M. Hunter Harrisson, PDG du Canadien National: 13,3 millions par année. M. George Cope, PDG de BCE: 10,7 millions par année. M. Pierre Beaudouin, Bombardier: 4,9 millions. M. Jacques Lamarre, SNC-Lavalin: 5,5 millions. Mes patrons, les fils Desmarais, André et Paul Jr: 4 millions chacun.

Ça vous énerve, hein?

Pas moi. Ce que gagnent les grands de ce monde, qu'ils jouent au hockey ou dans des films ou qu'ils dirigent des entreprises, ne m'a jamais indigné, ni ébahi, ni intéressé, ni rien. Je ne les admire pas, ni ne les envie, ni ne les hayis. J'hayis seulement, parfois, leur suffisance, ce sentiment de supériorité que donne parfois la richesse.

Mais leur salaire ne me dérange en rien. Cela changerait quoi, qu'ils gagnent moins? D'après vous, cela permettrait de relever le salaire minimum? De mieux payer les enseignants, les infirmières, les employés des garderies, les travailleurs du secteur manufacturier, d'éviter que leur usine ferme?

|---|

▶ _COURT EXERCICE_:
Pour chacun des énoncés (a), (b) et (c), dites s'il concorde avec l'extrait ci-dessus sur la rémunération des dirigeants, en citant à l'identique les mots de l'extrait qui tranchent. (a) Jacques Lamarre gagne plus que Pierre Beaudouin. (b) L'extrait exprime de l'envie envers les grands de ce monde. (c) André et Paul Jr Desmarais touchent 4 millions à eux deux.

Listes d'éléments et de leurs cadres
|---|

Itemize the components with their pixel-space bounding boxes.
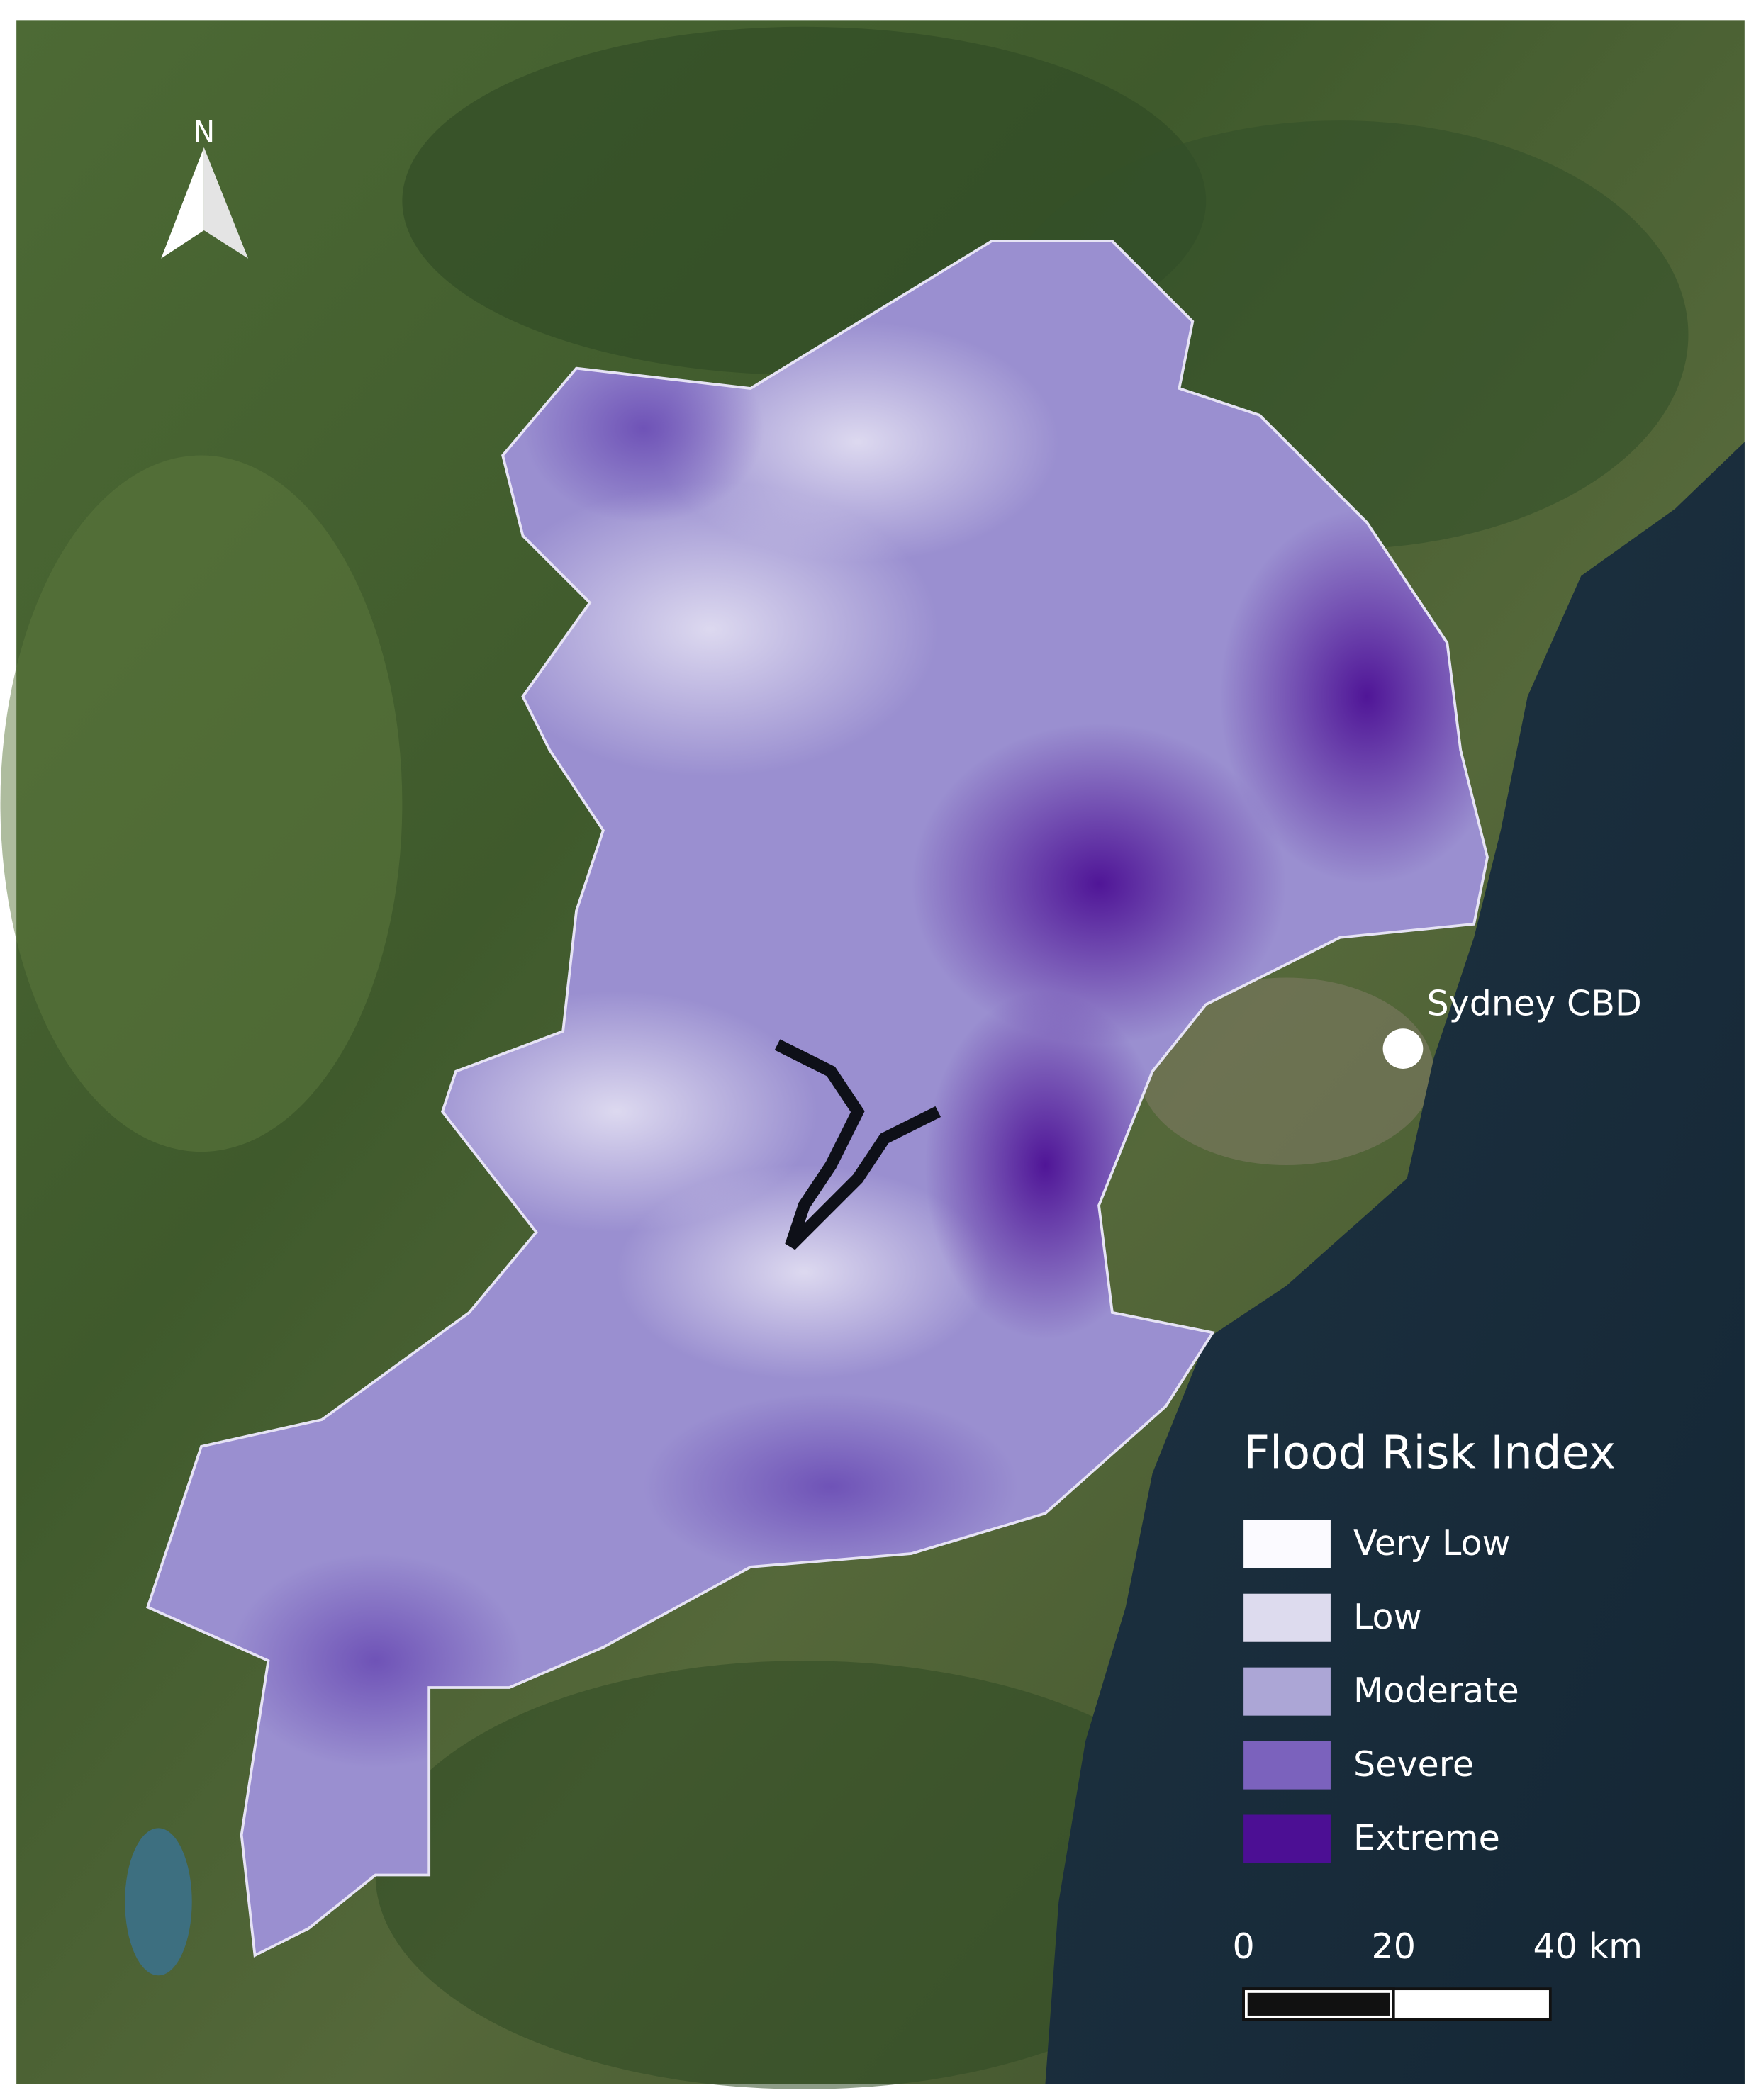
scale-label: 0 [1232,1926,1254,1967]
farmland [0,455,403,1152]
reservoir [774,1039,941,1250]
legend: Flood Risk Index Very Low Low Moderate Seve… [1243,1427,1616,1863]
forest [375,1661,1233,2089]
risk-zone [643,1393,1019,1580]
scale-bar-inner [1244,1990,1392,2018]
scale-bar-black [1242,1987,1395,2021]
legend-swatch [1243,1593,1331,1642]
risk-zone [616,1165,992,1380]
legend-swatch [1243,1667,1331,1716]
legend-title: Flood Risk Index [1243,1427,1616,1480]
legend-swatch [1243,1814,1331,1863]
risk-zone [911,723,1287,1045]
legend-swatch [1243,1741,1331,1790]
legend-label: Very Low [1353,1522,1511,1563]
scale-label: 40 km [1533,1926,1643,1967]
ocean [1045,442,1745,2084]
legend-label: Low [1353,1596,1422,1637]
legend-label: Moderate [1353,1670,1519,1711]
legend-swatch [1243,1520,1331,1568]
legend-label: Extreme [1353,1817,1500,1858]
legend-label: Severe [1353,1744,1474,1785]
risk-zone [415,991,818,1233]
lake [125,1828,192,1976]
scale-label: 20 [1371,1926,1416,1967]
urban [1139,977,1434,1166]
city-label: Sydney CBD [1426,983,1641,1024]
city-marker [1382,1028,1424,1069]
north-label: N [193,114,215,149]
scale-bar: 0 20 40 km [1232,1926,1643,2021]
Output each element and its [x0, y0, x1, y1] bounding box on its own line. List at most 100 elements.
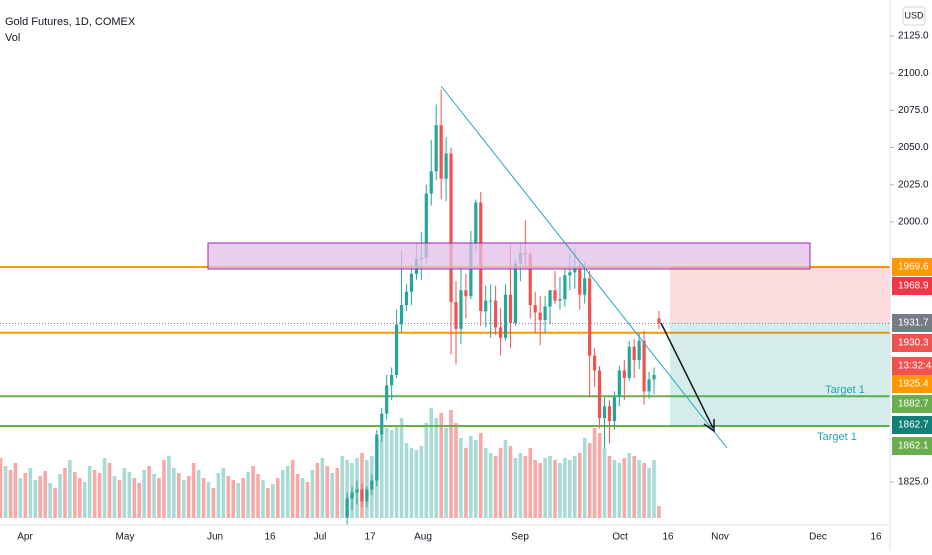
candle-body — [464, 290, 468, 297]
candle-body — [543, 306, 547, 320]
y-tick-label: 1825.0 — [898, 477, 929, 488]
candle-body — [474, 202, 478, 243]
y-tick-label: 2100.0 — [898, 68, 929, 79]
y-tick-label: 2050.0 — [898, 142, 929, 153]
volume-bar — [8, 470, 13, 518]
volume-bar — [137, 483, 141, 518]
volume-bar — [498, 448, 503, 518]
volume-bar — [162, 460, 166, 518]
volume-bar — [276, 478, 280, 518]
volume-bar — [290, 460, 295, 518]
candle-body — [583, 278, 587, 295]
volume-bar — [399, 418, 404, 518]
volume-bar — [642, 463, 646, 518]
volume-bar — [483, 448, 488, 518]
volume-bar — [53, 488, 57, 518]
price-tag-label: 1931.7 — [898, 318, 929, 329]
candle-body — [370, 480, 374, 490]
candle-body — [459, 290, 463, 329]
volume-bar — [63, 468, 67, 518]
volume-bar — [533, 460, 537, 518]
volume-bar — [28, 468, 33, 518]
volume-bar — [404, 443, 409, 518]
arrow-head — [703, 419, 715, 433]
price-tag — [892, 357, 932, 375]
stop-zone — [670, 267, 890, 323]
price-tag — [892, 258, 932, 276]
volume-bar — [201, 478, 206, 518]
volume-bar — [563, 458, 567, 518]
volume-bar — [280, 470, 285, 518]
volume-bar — [577, 453, 582, 518]
arrow — [660, 322, 714, 429]
x-tick-label: Jun — [207, 532, 223, 543]
volume-bar — [622, 458, 627, 518]
candle-body — [404, 291, 409, 306]
volume-bar — [58, 474, 62, 518]
x-tick-label: Aug — [414, 532, 432, 543]
volume-bar — [73, 472, 77, 518]
volume-bar — [493, 456, 498, 518]
candle-body — [647, 379, 651, 392]
candle-body — [528, 254, 532, 306]
x-tick-label: Nov — [711, 532, 729, 543]
volume-bar — [0, 458, 3, 518]
candle-body — [657, 318, 661, 324]
volume-bar — [454, 423, 458, 518]
candle-body — [484, 300, 488, 312]
candle-body — [627, 346, 631, 378]
volume-bar — [157, 478, 161, 518]
volume-bar — [409, 448, 414, 518]
candle-body — [395, 324, 399, 375]
volume-bar — [424, 423, 429, 518]
x-tick-label: May — [116, 532, 135, 543]
x-tick-label: Dec — [809, 532, 827, 543]
volume-bar — [429, 408, 434, 518]
volume-bar — [191, 463, 196, 518]
x-tick-label: 16 — [264, 532, 276, 543]
price-tag-label: 13:32:48 — [898, 361, 932, 372]
volume-bar — [419, 446, 424, 518]
chart-title: Gold Futures, 1D, COMEX — [5, 16, 136, 28]
volume-bar — [592, 428, 597, 518]
volume-bar — [335, 468, 339, 518]
candle-body — [578, 266, 582, 295]
volume-bar — [568, 460, 572, 518]
volume-bar — [18, 478, 23, 518]
volume-bar — [597, 433, 602, 518]
candle-body — [498, 327, 503, 338]
currency-box[interactable] — [902, 6, 926, 26]
y-tick-label: 2075.0 — [898, 105, 929, 116]
volume-bar — [241, 478, 245, 518]
volume-bar — [167, 456, 171, 518]
volume-bar — [152, 474, 156, 518]
candle-body — [494, 300, 498, 328]
volume-bar — [320, 458, 325, 518]
price-tag — [892, 314, 932, 332]
candle-body — [439, 125, 443, 179]
volume-bar — [543, 458, 547, 518]
y-tick-label: 2025.0 — [898, 179, 929, 190]
volume-bar — [384, 428, 389, 518]
price-tag — [892, 395, 932, 413]
volume-bar — [459, 438, 463, 518]
volume-bar — [523, 456, 528, 518]
volume-bar — [38, 476, 42, 518]
volume-bar — [340, 456, 344, 518]
volume-bar — [226, 476, 231, 518]
volume-bar — [528, 448, 533, 518]
price-tag-label: 1862.1 — [898, 441, 929, 452]
volume-bar — [449, 410, 453, 518]
volume-bar — [112, 476, 117, 518]
candle-body — [637, 340, 641, 361]
candle-body — [429, 171, 433, 194]
candle-body — [365, 489, 369, 502]
volume-bar — [573, 456, 577, 518]
candle-body — [355, 489, 359, 493]
price-tag-label: 1930.3 — [898, 338, 929, 349]
volume-bar — [295, 474, 300, 518]
candle-body — [597, 370, 602, 419]
candle-body — [409, 273, 414, 292]
volume-bar — [261, 480, 265, 518]
volume-bar — [266, 488, 270, 518]
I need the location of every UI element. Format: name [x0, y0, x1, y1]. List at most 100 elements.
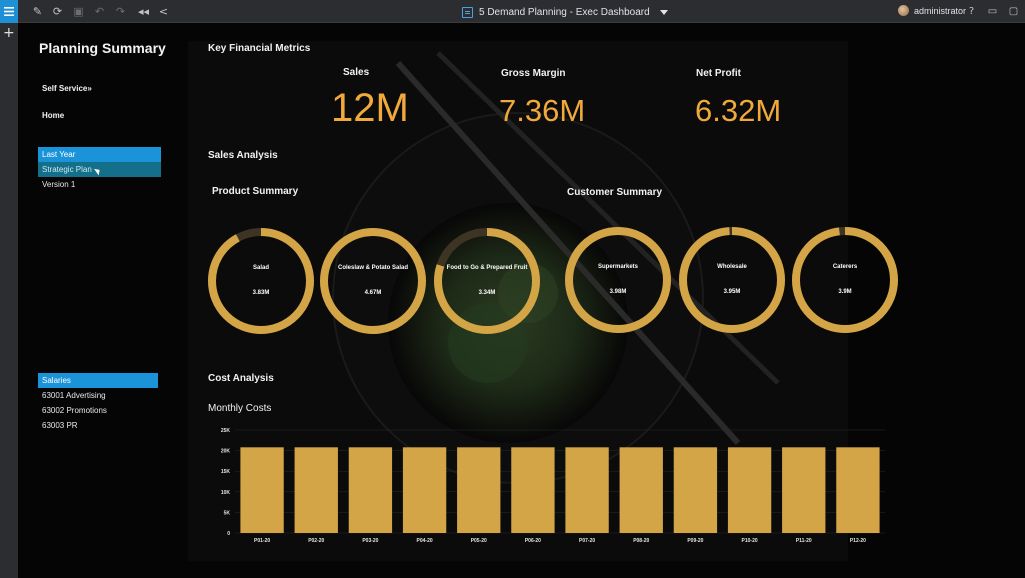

|---|

▶ _SOLUTION CI-DESSOUS_:
(a) Oui : « M. Pierre Beaudouin, Bombardier: 4,9 millions. M. Jacques Lamarre, SNC-Lavalin: 5,5 millions. »
(b) Non : « Je ne les admire pas, ni ne les envie, ni ne les hayis. »
(c) Non : « Mes patrons, les fils Desmarais, André et Paul Jr: 4 millions chacun. »